**REQUEST**
Each entry has to be copied exactly, with nothing missed.

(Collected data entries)
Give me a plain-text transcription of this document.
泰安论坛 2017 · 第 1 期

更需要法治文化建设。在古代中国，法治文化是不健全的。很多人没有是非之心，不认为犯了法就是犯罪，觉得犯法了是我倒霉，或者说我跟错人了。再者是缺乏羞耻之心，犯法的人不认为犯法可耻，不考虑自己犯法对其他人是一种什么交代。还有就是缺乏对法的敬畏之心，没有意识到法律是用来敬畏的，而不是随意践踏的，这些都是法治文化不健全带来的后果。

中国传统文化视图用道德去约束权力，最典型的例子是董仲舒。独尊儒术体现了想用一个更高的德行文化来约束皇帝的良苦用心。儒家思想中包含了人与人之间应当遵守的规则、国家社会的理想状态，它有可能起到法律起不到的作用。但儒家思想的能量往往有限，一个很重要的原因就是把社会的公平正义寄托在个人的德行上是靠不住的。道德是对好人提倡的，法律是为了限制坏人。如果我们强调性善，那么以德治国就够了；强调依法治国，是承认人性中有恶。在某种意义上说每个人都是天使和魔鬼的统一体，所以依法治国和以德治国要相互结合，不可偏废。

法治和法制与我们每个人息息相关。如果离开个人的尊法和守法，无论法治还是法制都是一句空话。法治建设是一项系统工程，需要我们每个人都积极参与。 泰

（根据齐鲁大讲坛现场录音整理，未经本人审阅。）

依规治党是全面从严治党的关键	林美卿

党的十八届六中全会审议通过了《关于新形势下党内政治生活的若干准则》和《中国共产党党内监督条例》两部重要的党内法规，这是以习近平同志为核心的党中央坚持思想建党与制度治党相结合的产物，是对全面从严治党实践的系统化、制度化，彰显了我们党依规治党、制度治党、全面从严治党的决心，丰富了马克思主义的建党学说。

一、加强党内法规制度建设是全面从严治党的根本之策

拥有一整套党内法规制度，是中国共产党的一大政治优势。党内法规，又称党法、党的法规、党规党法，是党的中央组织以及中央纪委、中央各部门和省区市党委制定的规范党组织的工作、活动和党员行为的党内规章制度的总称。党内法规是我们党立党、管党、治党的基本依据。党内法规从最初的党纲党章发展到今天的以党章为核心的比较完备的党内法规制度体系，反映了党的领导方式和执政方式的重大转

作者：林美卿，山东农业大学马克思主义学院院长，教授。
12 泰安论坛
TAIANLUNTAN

**ANSWER TO THIS PROBLEM**
Give me a plain-text transcription of this document.
泰安论坛 2017 · 第 1 期

更需要法治文化建设。在古代中国，法治文化是不健全的。很多人没有是非之心，不认为犯了法就是犯罪，觉得犯法了是我倒霉，或者说我跟错人了。再者是缺乏羞耻之心，犯法的人不认为犯法可耻，不考虑自己犯法对其他人是一种什么交代。还有就是缺乏对法的敬畏之心，没有意识到法律是用来敬畏的，而不是随意践踏的，这些都是法治文化不健全带来的后果。

中国传统文化视图用道德去约束权力，最典型的例子是董仲舒。独尊儒术体现了想用一个更高的德行文化来约束皇帝的良苦用心。儒家思想中包含了人与人之间应当遵守的规则、国家社会的理想状态，它有可能起到法律起不到的作用。但儒家思想的能量往往有限，一个很重要的原因就是把社会的公平正义寄托在个人的德行上是靠不住的。道德是对好人提倡的，法律是为了限制坏人。如果我们强调性善，那么以德治国就够了；强调依法治国，是承认人性中有恶。在某种意义上说每个人都是天使和魔鬼的统一体，所以依法治国和以德治国要相互结合，不可偏废。

法治和法制与我们每个人息息相关。如果离开个人的尊法和守法，无论法治还是法制都是一句空话。法治建设是一项系统工程，需要我们每个人都积极参与。 泰

（根据齐鲁大讲坛现场录音整理，未经本人审阅。）

依规治党是全面从严治党的关键	林美卿

党的十八届六中全会审议通过了《关于新形势下党内政治生活的若干准则》和《中国共产党党内监督条例》两部重要的党内法规，这是以习近平同志为核心的党中央坚持思想建党与制度治党相结合的产物，是对全面从严治党实践的系统化、制度化，彰显了我们党依规治党、制度治党、全面从严治党的决心，丰富了马克思主义的建党学说。

一、加强党内法规制度建设是全面从严治党的根本之策

拥有一整套党内法规制度，是中国共产党的一大政治优势。党内法规，又称党法、党的法规、党规党法，是党的中央组织以及中央纪委、中央各部门和省区市党委制定的规范党组织的工作、活动和党员行为的党内规章制度的总称。党内法规是我们党立党、管党、治党的基本依据。党内法规从最初的党纲党章发展到今天的以党章为核心的比较完备的党内法规制度体系，反映了党的领导方式和执政方式的重大转

作者：林美卿，山东农业大学马克思主义学院院长，教授。
12 泰安论坛
TAIANLUNTAN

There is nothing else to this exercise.